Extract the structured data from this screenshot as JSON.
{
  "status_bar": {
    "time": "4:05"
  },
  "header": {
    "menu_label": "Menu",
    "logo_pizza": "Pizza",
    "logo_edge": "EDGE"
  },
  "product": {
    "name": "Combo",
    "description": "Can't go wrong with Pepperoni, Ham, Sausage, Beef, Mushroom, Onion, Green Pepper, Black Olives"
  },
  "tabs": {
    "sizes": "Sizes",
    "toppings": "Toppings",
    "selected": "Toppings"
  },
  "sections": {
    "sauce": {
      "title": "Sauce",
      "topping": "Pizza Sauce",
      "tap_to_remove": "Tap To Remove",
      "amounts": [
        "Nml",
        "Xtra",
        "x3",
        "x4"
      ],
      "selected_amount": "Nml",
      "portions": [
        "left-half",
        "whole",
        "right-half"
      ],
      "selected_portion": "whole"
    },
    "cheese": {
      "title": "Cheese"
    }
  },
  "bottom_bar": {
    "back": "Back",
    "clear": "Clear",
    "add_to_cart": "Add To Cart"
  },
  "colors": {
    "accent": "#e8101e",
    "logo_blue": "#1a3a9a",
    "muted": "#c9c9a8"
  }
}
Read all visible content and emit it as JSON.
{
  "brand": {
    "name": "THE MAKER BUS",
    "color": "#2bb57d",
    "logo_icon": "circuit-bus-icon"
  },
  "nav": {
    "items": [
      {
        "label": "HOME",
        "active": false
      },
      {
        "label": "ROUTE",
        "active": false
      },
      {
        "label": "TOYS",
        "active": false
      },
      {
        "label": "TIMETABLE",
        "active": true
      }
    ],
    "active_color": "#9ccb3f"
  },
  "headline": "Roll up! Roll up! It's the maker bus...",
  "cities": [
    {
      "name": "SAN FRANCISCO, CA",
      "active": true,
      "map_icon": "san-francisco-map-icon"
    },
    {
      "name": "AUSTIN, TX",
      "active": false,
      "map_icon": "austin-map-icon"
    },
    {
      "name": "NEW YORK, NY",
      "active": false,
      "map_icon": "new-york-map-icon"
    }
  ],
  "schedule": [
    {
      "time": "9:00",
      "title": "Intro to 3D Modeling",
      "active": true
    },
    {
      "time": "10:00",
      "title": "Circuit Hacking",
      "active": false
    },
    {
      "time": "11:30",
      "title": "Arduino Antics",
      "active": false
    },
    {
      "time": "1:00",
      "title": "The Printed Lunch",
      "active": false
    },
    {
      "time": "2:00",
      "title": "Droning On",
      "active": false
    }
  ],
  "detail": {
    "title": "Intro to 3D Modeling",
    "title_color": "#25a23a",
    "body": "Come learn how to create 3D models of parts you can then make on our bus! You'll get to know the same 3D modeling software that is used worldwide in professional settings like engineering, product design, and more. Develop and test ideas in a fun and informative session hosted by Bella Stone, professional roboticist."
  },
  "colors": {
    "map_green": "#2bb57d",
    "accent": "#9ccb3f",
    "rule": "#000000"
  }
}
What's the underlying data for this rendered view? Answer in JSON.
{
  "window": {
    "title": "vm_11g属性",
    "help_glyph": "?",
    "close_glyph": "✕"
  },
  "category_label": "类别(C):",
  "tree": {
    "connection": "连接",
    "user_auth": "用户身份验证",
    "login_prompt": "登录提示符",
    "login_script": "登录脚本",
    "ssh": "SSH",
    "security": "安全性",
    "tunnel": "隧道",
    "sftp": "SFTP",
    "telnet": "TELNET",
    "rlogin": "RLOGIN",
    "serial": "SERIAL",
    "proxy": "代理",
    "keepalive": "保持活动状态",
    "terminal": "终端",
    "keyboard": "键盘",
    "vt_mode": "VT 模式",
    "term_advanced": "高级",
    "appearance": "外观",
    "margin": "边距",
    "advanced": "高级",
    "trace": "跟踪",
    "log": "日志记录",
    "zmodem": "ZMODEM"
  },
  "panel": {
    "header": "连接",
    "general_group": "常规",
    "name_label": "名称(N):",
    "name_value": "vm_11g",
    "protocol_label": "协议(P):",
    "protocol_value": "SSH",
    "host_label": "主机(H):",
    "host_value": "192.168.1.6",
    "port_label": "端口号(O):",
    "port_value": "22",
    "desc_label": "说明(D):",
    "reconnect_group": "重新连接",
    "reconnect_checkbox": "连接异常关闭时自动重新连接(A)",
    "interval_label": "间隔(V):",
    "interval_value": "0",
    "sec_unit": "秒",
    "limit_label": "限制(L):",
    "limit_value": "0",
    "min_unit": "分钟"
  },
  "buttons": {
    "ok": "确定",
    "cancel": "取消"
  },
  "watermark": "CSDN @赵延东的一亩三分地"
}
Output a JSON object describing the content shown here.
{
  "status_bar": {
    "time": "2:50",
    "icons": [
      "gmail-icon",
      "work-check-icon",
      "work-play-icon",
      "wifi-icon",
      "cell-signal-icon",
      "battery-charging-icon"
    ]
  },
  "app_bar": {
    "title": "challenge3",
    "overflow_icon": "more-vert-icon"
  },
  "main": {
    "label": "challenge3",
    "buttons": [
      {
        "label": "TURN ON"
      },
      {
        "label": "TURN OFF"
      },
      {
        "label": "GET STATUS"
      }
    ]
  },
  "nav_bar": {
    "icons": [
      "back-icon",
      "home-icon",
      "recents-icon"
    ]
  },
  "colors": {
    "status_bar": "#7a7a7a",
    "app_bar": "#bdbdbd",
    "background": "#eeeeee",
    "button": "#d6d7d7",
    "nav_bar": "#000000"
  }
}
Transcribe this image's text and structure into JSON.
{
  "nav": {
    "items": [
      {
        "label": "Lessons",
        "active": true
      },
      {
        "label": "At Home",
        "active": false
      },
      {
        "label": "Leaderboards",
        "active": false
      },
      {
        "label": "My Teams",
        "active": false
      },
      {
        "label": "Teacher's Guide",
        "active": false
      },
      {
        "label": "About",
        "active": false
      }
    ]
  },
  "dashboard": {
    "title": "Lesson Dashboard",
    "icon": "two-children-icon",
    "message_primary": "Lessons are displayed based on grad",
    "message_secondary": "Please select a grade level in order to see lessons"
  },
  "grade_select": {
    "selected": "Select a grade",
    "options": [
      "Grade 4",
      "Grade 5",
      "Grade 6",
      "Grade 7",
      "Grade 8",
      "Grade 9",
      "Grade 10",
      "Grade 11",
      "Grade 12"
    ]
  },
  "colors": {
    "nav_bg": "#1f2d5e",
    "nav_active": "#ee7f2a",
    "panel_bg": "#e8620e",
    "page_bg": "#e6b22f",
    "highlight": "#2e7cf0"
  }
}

==*==

| Exercise goal |
Output the lines above verbatim and in full.

| Final result |
Extract the structured data from this screenshot as JSON.
{
  "status_bar": {
    "time": "4:05"
  },
  "header": {
    "menu_label": "Menu",
    "logo_pizza": "Pizza",
    "logo_edge": "EDGE"
  },
  "product": {
    "name": "Combo",
    "description": "Can't go wrong with Pepperoni, Ham, Sausage, Beef, Mushroom, Onion, Green Pepper, Black Olives"
  },
  "tabs": {
    "sizes": "Sizes",
    "toppings": "Toppings",
    "selected": "Toppings"
  },
  "sections": {
    "sauce": {
      "title": "Sauce",
      "topping": "Pizza Sauce",
      "tap_to_remove": "Tap To Remove",
      "amounts": [
        "Nml",
        "Xtra",
        "x3",
        "x4"
      ],
      "selected_amount": "Nml",
      "portions": [
        "left-half",
        "whole",
        "right-half"
      ],
      "selected_portion": "whole"
    },
    "cheese": {
      "title": "Cheese"
    }
  },
  "bottom_bar": {
    "back": "Back",
    "clear": "Clear",
    "add_to_cart": "Add To Cart"
  },
  "colors": {
    "accent": "#e8101e",
    "logo_blue": "#1a3a9a",
    "muted": "#c9c9a8"
  }
}
Read all visible content and emit it as JSON.
{
  "brand": {
    "name": "THE MAKER BUS",
    "color": "#2bb57d",
    "logo_icon": "circuit-bus-icon"
  },
  "nav": {
    "items": [
      {
        "label": "HOME",
        "active": false
      },
      {
        "label": "ROUTE",
        "active": false
      },
      {
        "label": "TOYS",
        "active": false
      },
      {
        "label": "TIMETABLE",
        "active": true
      }
    ],
    "active_color": "#9ccb3f"
  },
  "headline": "Roll up! Roll up! It's the maker bus...",
  "cities": [
    {
      "name": "SAN FRANCISCO, CA",
      "active": true,
      "map_icon": "san-francisco-map-icon"
    },
    {
      "name": "AUSTIN, TX",
      "active": false,
      "map_icon": "austin-map-icon"
    },
    {
      "name": "NEW YORK, NY",
      "active": false,
      "map_icon": "new-york-map-icon"
    }
  ],
  "schedule": [
    {
      "time": "9:00",
      "title": "Intro to 3D Modeling",
      "active": true
    },
    {
      "time": "10:00",
      "title": "Circuit Hacking",
      "active": false
    },
    {
      "time": "11:30",
      "title": "Arduino Antics",
      "active": false
    },
    {
      "time": "1:00",
      "title": "The Printed Lunch",
      "active": false
    },
    {
      "time": "2:00",
      "title": "Droning On",
      "active": false
    }
  ],
  "detail": {
    "title": "Intro to 3D Modeling",
    "title_color": "#25a23a",
    "body": "Come learn how to create 3D models of parts you can then make on our bus! You'll get to know the same 3D modeling software that is used worldwide in professional settings like engineering, product design, and more. Develop and test ideas in a fun and informative session hosted by Bella Stone, professional roboticist."
  },
  "colors": {
    "map_green": "#2bb57d",
    "accent": "#9ccb3f",
    "rule": "#000000"
  }
}
What's the underlying data for this rendered view? Answer in JSON.
{
  "window": {
    "title": "vm_11g属性",
    "help_glyph": "?",
    "close_glyph": "✕"
  },
  "category_label": "类别(C):",
  "tree": {
    "connection": "连接",
    "user_auth": "用户身份验证",
    "login_prompt": "登录提示符",
    "login_script": "登录脚本",
    "ssh": "SSH",
    "security": "安全性",
    "tunnel": "隧道",
    "sftp": "SFTP",
    "telnet": "TELNET",
    "rlogin": "RLOGIN",
    "serial": "SERIAL",
    "proxy": "代理",
    "keepalive": "保持活动状态",
    "terminal": "终端",
    "keyboard": "键盘",
    "vt_mode": "VT 模式",
    "term_advanced": "高级",
    "appearance": "外观",
    "margin": "边距",
    "advanced": "高级",
    "trace": "跟踪",
    "log": "日志记录",
    "zmodem": "ZMODEM"
  },
  "panel": {
    "header": "连接",
    "general_group": "常规",
    "name_label": "名称(N):",
    "name_value": "vm_11g",
    "protocol_label": "协议(P):",
    "protocol_value": "SSH",
    "host_label": "主机(H):",
    "host_value": "192.168.1.6",
    "port_label": "端口号(O):",
    "port_value": "22",
    "desc_label": "说明(D):",
    "reconnect_group": "重新连接",
    "reconnect_checkbox": "连接异常关闭时自动重新连接(A)",
    "interval_label": "间隔(V):",
    "interval_value": "0",
    "sec_unit": "秒",
    "limit_label": "限制(L):",
    "limit_value": "0",
    "min_unit": "分钟"
  },
  "buttons": {
    "ok": "确定",
    "cancel": "取消"
  },
  "watermark": "CSDN @赵延东的一亩三分地"
}
Output a JSON object describing the content shown here.
{
  "status_bar": {
    "time": "2:50",
    "icons": [
      "gmail-icon",
      "work-check-icon",
      "work-play-icon",
      "wifi-icon",
      "cell-signal-icon",
      "battery-charging-icon"
    ]
  },
  "app_bar": {
    "title": "challenge3",
    "overflow_icon": "more-vert-icon"
  },
  "main": {
    "label": "challenge3",
    "buttons": [
      {
        "label": "TURN ON"
      },
      {
        "label": "TURN OFF"
      },
      {
        "label": "GET STATUS"
      }
    ]
  },
  "nav_bar": {
    "icons": [
      "back-icon",
      "home-icon",
      "recents-icon"
    ]
  },
  "colors": {
    "status_bar": "#7a7a7a",
    "app_bar": "#bdbdbd",
    "background": "#eeeeee",
    "button": "#d6d7d7",
    "nav_bar": "#000000"
  }
}
Transcribe this image's text and structure into JSON.
{
  "nav": {
    "items": [
      {
        "label": "Lessons",
        "active": true
      },
      {
        "label": "At Home",
        "active": false
      },
      {
        "label": "Leaderboards",
        "active": false
      },
      {
        "label": "My Teams",
        "active": false
      },
      {
        "label": "Teacher's Guide",
        "active": false
      },
      {
        "label": "About",
        "active": false
      }
    ]
  },
  "dashboard": {
    "title": "Lesson Dashboard",
    "icon": "two-children-icon",
    "message_primary": "Lessons are displayed based on grad",
    "message_secondary": "Please select a grade level in order to see lessons"
  },
  "grade_select": {
    "selected": "Select a grade",
    "options": [
      "Grade 4",
      "Grade 5",
      "Grade 6",
      "Grade 7",
      "Grade 8",
      "Grade 9",
      "Grade 10",
      "Grade 11",
      "Grade 12"
    ]
  },
  "colors": {
    "nav_bg": "#1f2d5e",
    "nav_active": "#ee7f2a",
    "panel_bg": "#e8620e",
    "page_bg": "#e6b22f",
    "highlight": "#2e7cf0"
  }
}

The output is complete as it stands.